___ Data records
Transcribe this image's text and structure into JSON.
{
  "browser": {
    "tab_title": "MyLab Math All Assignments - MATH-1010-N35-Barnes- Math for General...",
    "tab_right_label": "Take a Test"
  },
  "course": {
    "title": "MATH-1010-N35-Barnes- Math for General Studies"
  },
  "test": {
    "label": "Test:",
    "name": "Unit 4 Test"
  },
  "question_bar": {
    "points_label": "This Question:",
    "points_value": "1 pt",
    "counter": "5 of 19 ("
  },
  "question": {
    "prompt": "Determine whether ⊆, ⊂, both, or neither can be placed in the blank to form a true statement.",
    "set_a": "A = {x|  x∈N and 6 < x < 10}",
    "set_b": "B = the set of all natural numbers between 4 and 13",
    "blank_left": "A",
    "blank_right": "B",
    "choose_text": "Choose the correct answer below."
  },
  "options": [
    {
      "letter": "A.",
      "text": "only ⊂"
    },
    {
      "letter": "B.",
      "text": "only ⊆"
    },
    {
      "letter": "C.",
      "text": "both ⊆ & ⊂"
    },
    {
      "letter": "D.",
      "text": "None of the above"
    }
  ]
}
______
Print out the whole listing exactly as it appears.

Transcribe this image's text and structure into JSON.
{
  "browser": {
    "tab_title": "MyLab Math All Assignments - MATH-1010-N35-Barnes- Math for General...",
    "tab_right_label": "Take a Test"
  },
  "course": {
    "title": "MATH-1010-N35-Barnes- Math for General Studies"
  },
  "test": {
    "label": "Test:",
    "name": "Unit 4 Test"
  },
  "question_bar": {
    "points_label": "This Question:",
    "points_value": "1 pt",
    "counter": "5 of 19 ("
  },
  "question": {
    "prompt": "Determine whether ⊆, ⊂, both, or neither can be placed in the blank to form a true statement.",
    "set_a": "A = {x|  x∈N and 6 < x < 10}",
    "set_b": "B = the set of all natural numbers between 4 and 13",
    "blank_left": "A",
    "blank_right": "B",
    "choose_text": "Choose the correct answer below."
  },
  "options": [
    {
      "letter": "A.",
      "text": "only ⊂"
    },
    {
      "letter": "B.",
      "text": "only ⊆"
    },
    {
      "letter": "C.",
      "text": "both ⊆ & ⊂"
    },
    {
      "letter": "D.",
      "text": "None of the above"
    }
  ]
}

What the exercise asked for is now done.